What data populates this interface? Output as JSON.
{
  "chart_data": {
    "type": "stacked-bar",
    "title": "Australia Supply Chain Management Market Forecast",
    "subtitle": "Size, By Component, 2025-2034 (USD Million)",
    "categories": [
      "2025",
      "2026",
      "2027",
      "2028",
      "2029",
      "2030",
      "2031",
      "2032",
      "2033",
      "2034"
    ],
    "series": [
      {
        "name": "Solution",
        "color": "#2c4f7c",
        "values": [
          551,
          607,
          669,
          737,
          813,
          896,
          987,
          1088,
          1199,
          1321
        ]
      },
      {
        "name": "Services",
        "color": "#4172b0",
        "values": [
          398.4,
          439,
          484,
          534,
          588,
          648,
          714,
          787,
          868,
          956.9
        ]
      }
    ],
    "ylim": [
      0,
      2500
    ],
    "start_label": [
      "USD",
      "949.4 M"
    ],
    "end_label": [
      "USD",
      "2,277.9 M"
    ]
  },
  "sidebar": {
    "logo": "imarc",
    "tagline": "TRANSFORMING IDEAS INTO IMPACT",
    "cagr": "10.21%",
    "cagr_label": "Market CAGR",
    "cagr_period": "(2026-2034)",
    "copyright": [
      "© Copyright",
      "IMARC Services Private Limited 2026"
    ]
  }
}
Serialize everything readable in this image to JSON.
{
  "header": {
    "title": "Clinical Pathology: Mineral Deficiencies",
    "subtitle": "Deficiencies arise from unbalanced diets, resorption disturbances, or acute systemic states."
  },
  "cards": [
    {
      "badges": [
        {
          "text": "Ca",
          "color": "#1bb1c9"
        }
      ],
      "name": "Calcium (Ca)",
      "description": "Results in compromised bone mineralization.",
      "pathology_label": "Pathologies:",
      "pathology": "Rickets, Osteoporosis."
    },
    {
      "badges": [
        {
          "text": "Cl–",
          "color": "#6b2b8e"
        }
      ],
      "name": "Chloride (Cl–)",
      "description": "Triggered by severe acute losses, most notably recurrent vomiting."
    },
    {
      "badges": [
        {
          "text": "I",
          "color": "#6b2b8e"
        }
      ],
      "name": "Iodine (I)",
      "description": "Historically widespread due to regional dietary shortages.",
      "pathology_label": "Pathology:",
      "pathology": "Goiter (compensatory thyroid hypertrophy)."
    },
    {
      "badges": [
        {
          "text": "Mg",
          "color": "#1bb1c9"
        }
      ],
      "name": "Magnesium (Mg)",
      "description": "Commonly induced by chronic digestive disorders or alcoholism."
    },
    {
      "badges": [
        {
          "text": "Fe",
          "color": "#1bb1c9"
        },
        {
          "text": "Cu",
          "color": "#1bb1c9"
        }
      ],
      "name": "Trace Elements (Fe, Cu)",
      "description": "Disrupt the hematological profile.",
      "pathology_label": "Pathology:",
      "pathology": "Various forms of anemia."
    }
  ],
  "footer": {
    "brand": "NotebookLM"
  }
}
* * * *
# Short problem
Reproduce every line of the material above exactly.

# Complete answer
What data populates this interface? Output as JSON.
{
  "chart_data": {
    "type": "stacked-bar",
    "title": "Australia Supply Chain Management Market Forecast",
    "subtitle": "Size, By Component, 2025-2034 (USD Million)",
    "categories": [
      "2025",
      "2026",
      "2027",
      "2028",
      "2029",
      "2030",
      "2031",
      "2032",
      "2033",
      "2034"
    ],
    "series": [
      {
        "name": "Solution",
        "color": "#2c4f7c",
        "values": [
          551,
          607,
          669,
          737,
          813,
          896,
          987,
          1088,
          1199,
          1321
        ]
      },
      {
        "name": "Services",
        "color": "#4172b0",
        "values": [
          398.4,
          439,
          484,
          534,
          588,
          648,
          714,
          787,
          868,
          956.9
        ]
      }
    ],
    "ylim": [
      0,
      2500
    ],
    "start_label": [
      "USD",
      "949.4 M"
    ],
    "end_label": [
      "USD",
      "2,277.9 M"
    ]
  },
  "sidebar": {
    "logo": "imarc",
    "tagline": "TRANSFORMING IDEAS INTO IMPACT",
    "cagr": "10.21%",
    "cagr_label": "Market CAGR",
    "cagr_period": "(2026-2034)",
    "copyright": [
      "© Copyright",
      "IMARC Services Private Limited 2026"
    ]
  }
}
Serialize everything readable in this image to JSON.
{
  "header": {
    "title": "Clinical Pathology: Mineral Deficiencies",
    "subtitle": "Deficiencies arise from unbalanced diets, resorption disturbances, or acute systemic states."
  },
  "cards": [
    {
      "badges": [
        {
          "text": "Ca",
          "color": "#1bb1c9"
        }
      ],
      "name": "Calcium (Ca)",
      "description": "Results in compromised bone mineralization.",
      "pathology_label": "Pathologies:",
      "pathology": "Rickets, Osteoporosis."
    },
    {
      "badges": [
        {
          "text": "Cl–",
          "color": "#6b2b8e"
        }
      ],
      "name": "Chloride (Cl–)",
      "description": "Triggered by severe acute losses, most notably recurrent vomiting."
    },
    {
      "badges": [
        {
          "text": "I",
          "color": "#6b2b8e"
        }
      ],
      "name": "Iodine (I)",
      "description": "Historically widespread due to regional dietary shortages.",
      "pathology_label": "Pathology:",
      "pathology": "Goiter (compensatory thyroid hypertrophy)."
    },
    {
      "badges": [
        {
          "text": "Mg",
          "color": "#1bb1c9"
        }
      ],
      "name": "Magnesium (Mg)",
      "description": "Commonly induced by chronic digestive disorders or alcoholism."
    },
    {
      "badges": [
        {
          "text": "Fe",
          "color": "#1bb1c9"
        },
        {
          "text": "Cu",
          "color": "#1bb1c9"
        }
      ],
      "name": "Trace Elements (Fe, Cu)",
      "description": "Disrupt the hematological profile.",
      "pathology_label": "Pathology:",
      "pathology": "Various forms of anemia."
    }
  ],
  "footer": {
    "brand": "NotebookLM"
  }
}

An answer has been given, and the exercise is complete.